**Entries taken from a collection**
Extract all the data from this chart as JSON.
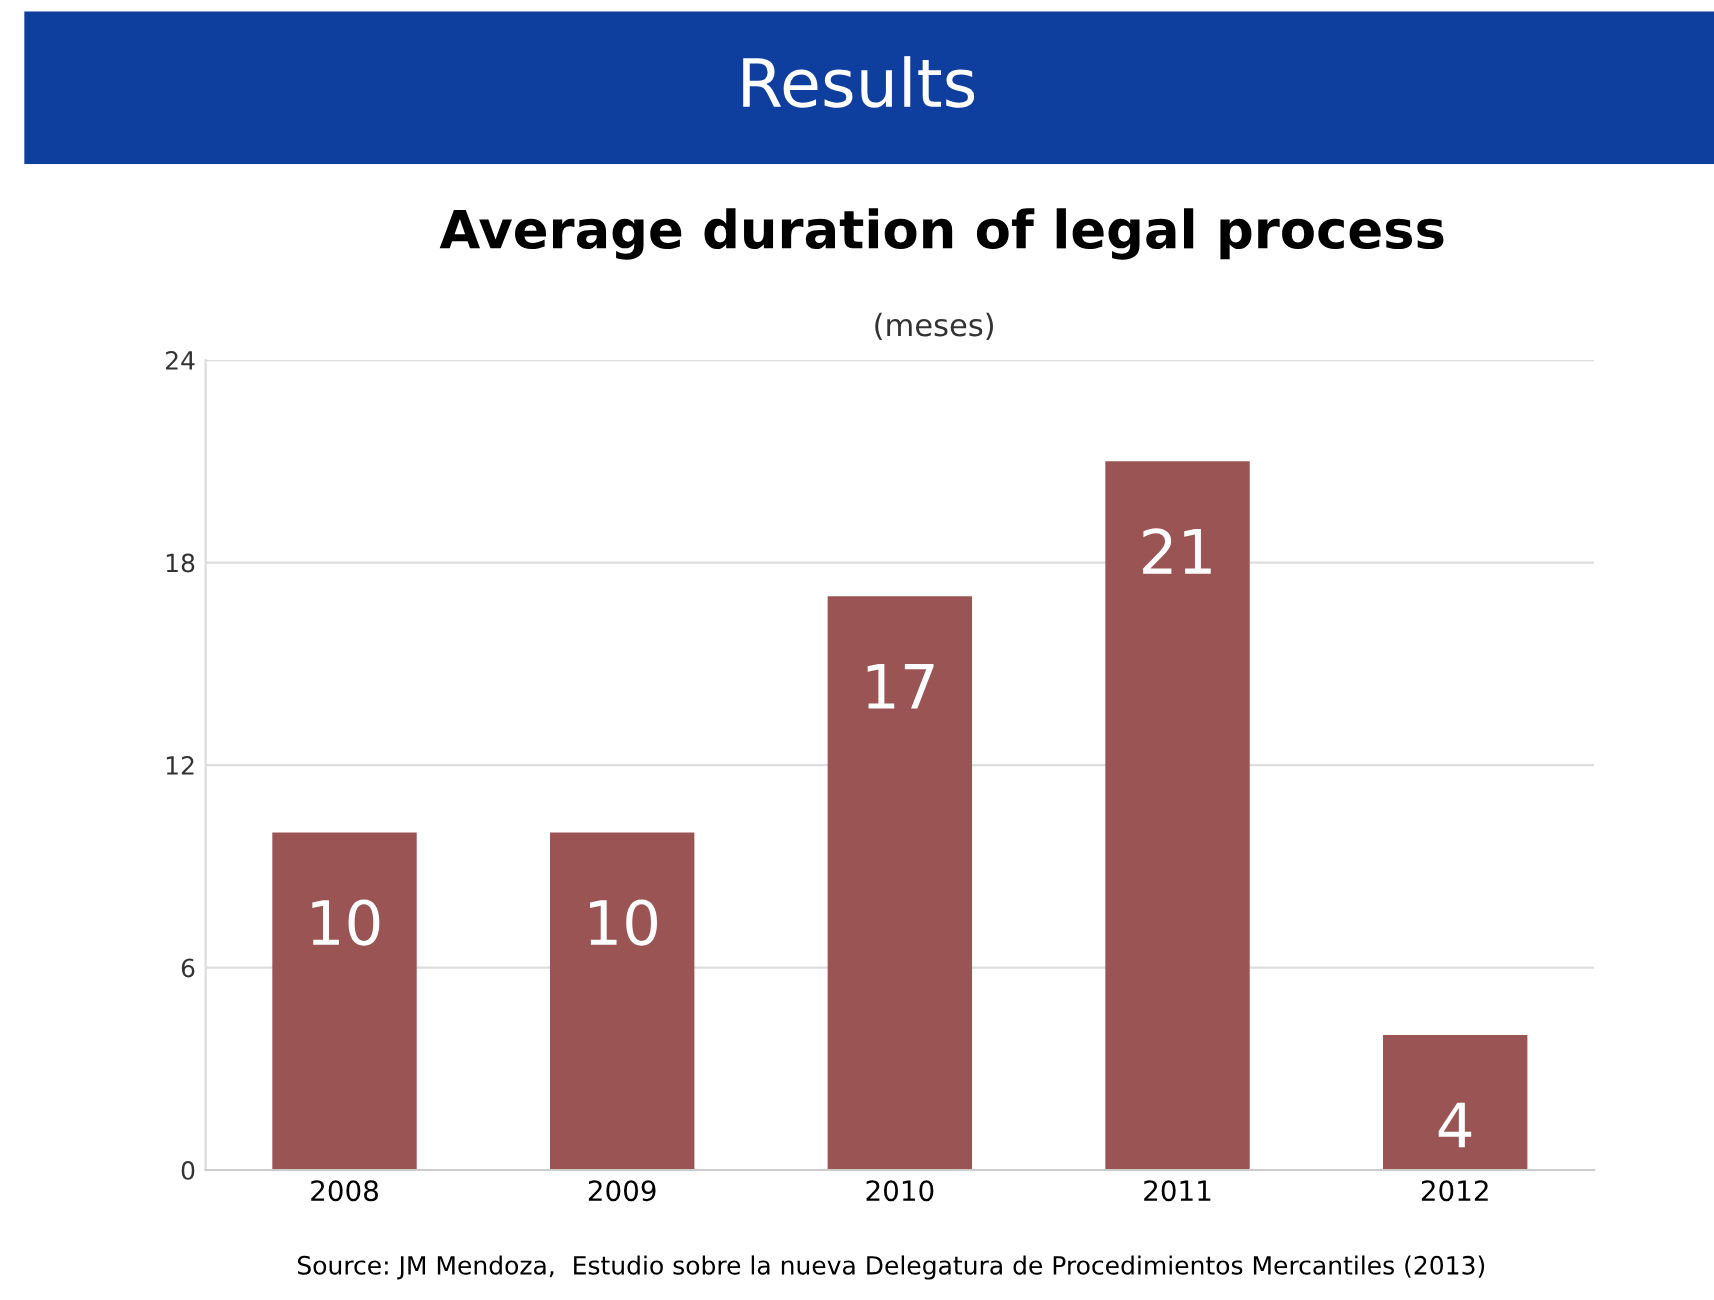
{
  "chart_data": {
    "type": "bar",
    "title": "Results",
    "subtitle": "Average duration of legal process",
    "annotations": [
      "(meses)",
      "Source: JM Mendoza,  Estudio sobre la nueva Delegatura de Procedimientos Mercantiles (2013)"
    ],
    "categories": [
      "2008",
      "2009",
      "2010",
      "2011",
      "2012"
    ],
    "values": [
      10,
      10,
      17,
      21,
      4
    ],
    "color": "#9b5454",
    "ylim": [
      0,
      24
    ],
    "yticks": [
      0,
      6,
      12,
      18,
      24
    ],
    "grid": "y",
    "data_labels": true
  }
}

**Instructions to follow**
Transcribe all of the records above character for character. Exclude the pictures.

**Reply**
Extract all the data from this chart as JSON.
{
  "chart_data": {
    "type": "bar",
    "title": "Results",
    "subtitle": "Average duration of legal process",
    "annotations": [
      "(meses)",
      "Source: JM Mendoza,  Estudio sobre la nueva Delegatura de Procedimientos Mercantiles (2013)"
    ],
    "categories": [
      "2008",
      "2009",
      "2010",
      "2011",
      "2012"
    ],
    "values": [
      10,
      10,
      17,
      21,
      4
    ],
    "color": "#9b5454",
    "ylim": [
      0,
      24
    ],
    "yticks": [
      0,
      6,
      12,
      18,
      24
    ],
    "grid": "y",
    "data_labels": true
  }
}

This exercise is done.